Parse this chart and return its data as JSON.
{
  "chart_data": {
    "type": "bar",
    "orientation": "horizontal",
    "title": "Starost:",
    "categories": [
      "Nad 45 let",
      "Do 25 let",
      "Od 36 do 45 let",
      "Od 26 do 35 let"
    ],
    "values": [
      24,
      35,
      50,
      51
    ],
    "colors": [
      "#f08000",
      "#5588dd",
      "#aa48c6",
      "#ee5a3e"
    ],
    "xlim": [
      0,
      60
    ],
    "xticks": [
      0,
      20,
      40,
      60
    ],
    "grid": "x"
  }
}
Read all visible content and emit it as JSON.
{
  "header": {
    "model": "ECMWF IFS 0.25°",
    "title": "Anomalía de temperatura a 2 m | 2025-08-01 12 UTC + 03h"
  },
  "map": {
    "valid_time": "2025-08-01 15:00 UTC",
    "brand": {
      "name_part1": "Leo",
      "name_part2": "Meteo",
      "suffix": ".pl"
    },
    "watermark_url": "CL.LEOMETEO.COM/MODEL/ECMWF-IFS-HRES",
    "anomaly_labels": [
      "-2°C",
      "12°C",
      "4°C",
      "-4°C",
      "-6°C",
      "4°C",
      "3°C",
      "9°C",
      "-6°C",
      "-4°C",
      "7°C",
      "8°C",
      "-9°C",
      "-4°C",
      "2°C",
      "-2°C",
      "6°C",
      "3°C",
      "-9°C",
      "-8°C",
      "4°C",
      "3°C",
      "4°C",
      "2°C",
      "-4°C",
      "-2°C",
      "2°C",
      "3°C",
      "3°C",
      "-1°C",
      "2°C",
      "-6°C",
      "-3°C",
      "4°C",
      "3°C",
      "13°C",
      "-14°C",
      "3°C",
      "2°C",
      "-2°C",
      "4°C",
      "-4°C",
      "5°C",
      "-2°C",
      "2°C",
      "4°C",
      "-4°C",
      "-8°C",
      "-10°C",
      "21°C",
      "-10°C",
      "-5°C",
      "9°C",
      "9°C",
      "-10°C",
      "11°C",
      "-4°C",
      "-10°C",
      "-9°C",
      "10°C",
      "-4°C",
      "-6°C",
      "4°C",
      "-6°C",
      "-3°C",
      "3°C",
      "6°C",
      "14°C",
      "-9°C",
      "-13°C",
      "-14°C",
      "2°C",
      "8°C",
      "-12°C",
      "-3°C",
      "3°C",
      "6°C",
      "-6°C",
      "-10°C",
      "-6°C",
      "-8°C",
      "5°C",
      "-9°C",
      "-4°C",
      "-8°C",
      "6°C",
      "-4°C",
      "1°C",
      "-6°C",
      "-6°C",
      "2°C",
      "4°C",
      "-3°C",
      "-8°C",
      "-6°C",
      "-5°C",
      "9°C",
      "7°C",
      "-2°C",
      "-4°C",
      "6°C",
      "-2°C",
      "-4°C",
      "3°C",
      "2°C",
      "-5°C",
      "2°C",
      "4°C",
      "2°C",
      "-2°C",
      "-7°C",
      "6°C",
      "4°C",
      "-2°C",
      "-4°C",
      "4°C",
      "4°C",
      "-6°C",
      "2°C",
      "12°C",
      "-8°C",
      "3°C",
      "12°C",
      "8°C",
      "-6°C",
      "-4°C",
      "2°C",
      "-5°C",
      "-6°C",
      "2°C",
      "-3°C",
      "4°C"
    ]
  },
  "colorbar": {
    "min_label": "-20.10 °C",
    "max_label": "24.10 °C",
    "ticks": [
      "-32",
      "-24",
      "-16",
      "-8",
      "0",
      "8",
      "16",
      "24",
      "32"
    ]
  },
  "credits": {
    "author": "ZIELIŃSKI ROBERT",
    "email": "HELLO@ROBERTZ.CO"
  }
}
⁂
> CHALLENGE
Hand back the material above in full, exactly as written.

> EXERCISE RESPONSE
Parse this chart and return its data as JSON.
{
  "chart_data": {
    "type": "bar",
    "orientation": "horizontal",
    "title": "Starost:",
    "categories": [
      "Nad 45 let",
      "Do 25 let",
      "Od 36 do 45 let",
      "Od 26 do 35 let"
    ],
    "values": [
      24,
      35,
      50,
      51
    ],
    "colors": [
      "#f08000",
      "#5588dd",
      "#aa48c6",
      "#ee5a3e"
    ],
    "xlim": [
      0,
      60
    ],
    "xticks": [
      0,
      20,
      40,
      60
    ],
    "grid": "x"
  }
}
Read all visible content and emit it as JSON.
{
  "header": {
    "model": "ECMWF IFS 0.25°",
    "title": "Anomalía de temperatura a 2 m | 2025-08-01 12 UTC + 03h"
  },
  "map": {
    "valid_time": "2025-08-01 15:00 UTC",
    "brand": {
      "name_part1": "Leo",
      "name_part2": "Meteo",
      "suffix": ".pl"
    },
    "watermark_url": "CL.LEOMETEO.COM/MODEL/ECMWF-IFS-HRES",
    "anomaly_labels": [
      "-2°C",
      "12°C",
      "4°C",
      "-4°C",
      "-6°C",
      "4°C",
      "3°C",
      "9°C",
      "-6°C",
      "-4°C",
      "7°C",
      "8°C",
      "-9°C",
      "-4°C",
      "2°C",
      "-2°C",
      "6°C",
      "3°C",
      "-9°C",
      "-8°C",
      "4°C",
      "3°C",
      "4°C",
      "2°C",
      "-4°C",
      "-2°C",
      "2°C",
      "3°C",
      "3°C",
      "-1°C",
      "2°C",
      "-6°C",
      "-3°C",
      "4°C",
      "3°C",
      "13°C",
      "-14°C",
      "3°C",
      "2°C",
      "-2°C",
      "4°C",
      "-4°C",
      "5°C",
      "-2°C",
      "2°C",
      "4°C",
      "-4°C",
      "-8°C",
      "-10°C",
      "21°C",
      "-10°C",
      "-5°C",
      "9°C",
      "9°C",
      "-10°C",
      "11°C",
      "-4°C",
      "-10°C",
      "-9°C",
      "10°C",
      "-4°C",
      "-6°C",
      "4°C",
      "-6°C",
      "-3°C",
      "3°C",
      "6°C",
      "14°C",
      "-9°C",
      "-13°C",
      "-14°C",
      "2°C",
      "8°C",
      "-12°C",
      "-3°C",
      "3°C",
      "6°C",
      "-6°C",
      "-10°C",
      "-6°C",
      "-8°C",
      "5°C",
      "-9°C",
      "-4°C",
      "-8°C",
      "6°C",
      "-4°C",
      "1°C",
      "-6°C",
      "-6°C",
      "2°C",
      "4°C",
      "-3°C",
      "-8°C",
      "-6°C",
      "-5°C",
      "9°C",
      "7°C",
      "-2°C",
      "-4°C",
      "6°C",
      "-2°C",
      "-4°C",
      "3°C",
      "2°C",
      "-5°C",
      "2°C",
      "4°C",
      "2°C",
      "-2°C",
      "-7°C",
      "6°C",
      "4°C",
      "-2°C",
      "-4°C",
      "4°C",
      "4°C",
      "-6°C",
      "2°C",
      "12°C",
      "-8°C",
      "3°C",
      "12°C",
      "8°C",
      "-6°C",
      "-4°C",
      "2°C",
      "-5°C",
      "-6°C",
      "2°C",
      "-3°C",
      "4°C"
    ]
  },
  "colorbar": {
    "min_label": "-20.10 °C",
    "max_label": "24.10 °C",
    "ticks": [
      "-32",
      "-24",
      "-16",
      "-8",
      "0",
      "8",
      "16",
      "24",
      "32"
    ]
  },
  "credits": {
    "author": "ZIELIŃSKI ROBERT",
    "email": "HELLO@ROBERTZ.CO"
  }
}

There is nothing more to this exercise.